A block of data
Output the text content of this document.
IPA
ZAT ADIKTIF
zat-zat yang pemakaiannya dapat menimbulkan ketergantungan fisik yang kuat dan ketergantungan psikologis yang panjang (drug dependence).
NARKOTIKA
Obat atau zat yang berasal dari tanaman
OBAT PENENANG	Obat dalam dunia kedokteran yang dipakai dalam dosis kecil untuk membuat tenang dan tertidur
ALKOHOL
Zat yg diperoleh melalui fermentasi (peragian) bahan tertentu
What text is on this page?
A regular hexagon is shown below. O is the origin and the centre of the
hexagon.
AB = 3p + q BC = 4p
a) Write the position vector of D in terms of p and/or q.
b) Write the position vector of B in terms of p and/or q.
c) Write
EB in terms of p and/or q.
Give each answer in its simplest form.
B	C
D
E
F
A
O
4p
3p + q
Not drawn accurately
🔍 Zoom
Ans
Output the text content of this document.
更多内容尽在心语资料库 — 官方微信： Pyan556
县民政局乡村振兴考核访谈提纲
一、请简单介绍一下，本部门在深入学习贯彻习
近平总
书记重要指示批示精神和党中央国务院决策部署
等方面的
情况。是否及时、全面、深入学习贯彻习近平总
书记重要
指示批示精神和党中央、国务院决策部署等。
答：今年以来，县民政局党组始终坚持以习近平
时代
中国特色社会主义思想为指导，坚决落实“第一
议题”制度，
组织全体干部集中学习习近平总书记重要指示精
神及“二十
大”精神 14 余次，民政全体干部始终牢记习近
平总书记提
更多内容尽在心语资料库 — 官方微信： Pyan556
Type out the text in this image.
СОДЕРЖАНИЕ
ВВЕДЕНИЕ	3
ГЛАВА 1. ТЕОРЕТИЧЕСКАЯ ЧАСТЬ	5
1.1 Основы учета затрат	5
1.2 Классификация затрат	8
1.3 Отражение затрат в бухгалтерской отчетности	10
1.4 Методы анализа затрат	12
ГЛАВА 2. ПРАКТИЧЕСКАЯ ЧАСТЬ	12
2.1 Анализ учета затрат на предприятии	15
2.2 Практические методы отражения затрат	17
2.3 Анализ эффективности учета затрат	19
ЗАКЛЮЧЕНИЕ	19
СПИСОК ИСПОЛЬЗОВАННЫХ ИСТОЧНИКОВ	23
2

## EXERCISE DETAILS
Retype every entry above, word for word.

## RESULT OF THE TASK
Output the text content of this document.
IPA
ZAT ADIKTIF
zat-zat yang pemakaiannya dapat menimbulkan ketergantungan fisik yang kuat dan ketergantungan psikologis yang panjang (drug dependence).
NARKOTIKA
Obat atau zat yang berasal dari tanaman
OBAT PENENANG	Obat dalam dunia kedokteran yang dipakai dalam dosis kecil untuk membuat tenang dan tertidur
ALKOHOL
Zat yg diperoleh melalui fermentasi (peragian) bahan tertentu
What text is on this page?
A regular hexagon is shown below. O is the origin and the centre of the
hexagon.
AB = 3p + q BC = 4p
a) Write the position vector of D in terms of p and/or q.
b) Write the position vector of B in terms of p and/or q.
c) Write
EB in terms of p and/or q.
Give each answer in its simplest form.
B	C
D
E
F
A
O
4p
3p + q
Not drawn accurately
🔍 Zoom
Ans
Output the text content of this document.
更多内容尽在心语资料库 — 官方微信： Pyan556
县民政局乡村振兴考核访谈提纲
一、请简单介绍一下，本部门在深入学习贯彻习
近平总
书记重要指示批示精神和党中央国务院决策部署
等方面的
情况。是否及时、全面、深入学习贯彻习近平总
书记重要
指示批示精神和党中央、国务院决策部署等。
答：今年以来，县民政局党组始终坚持以习近平
时代
中国特色社会主义思想为指导，坚决落实“第一
议题”制度，
组织全体干部集中学习习近平总书记重要指示精
神及“二十
大”精神 14 余次，民政全体干部始终牢记习近
平总书记提
更多内容尽在心语资料库 — 官方微信： Pyan556
Type out the text in this image.
СОДЕРЖАНИЕ
ВВЕДЕНИЕ	3
ГЛАВА 1. ТЕОРЕТИЧЕСКАЯ ЧАСТЬ	5
1.1 Основы учета затрат	5
1.2 Классификация затрат	8
1.3 Отражение затрат в бухгалтерской отчетности	10
1.4 Методы анализа затрат	12
ГЛАВА 2. ПРАКТИЧЕСКАЯ ЧАСТЬ	12
2.1 Анализ учета затрат на предприятии	15
2.2 Практические методы отражения затрат	17
2.3 Анализ эффективности учета затрат	19
ЗАКЛЮЧЕНИЕ	19
СПИСОК ИСПОЛЬЗОВАННЫХ ИСТОЧНИКОВ	23
2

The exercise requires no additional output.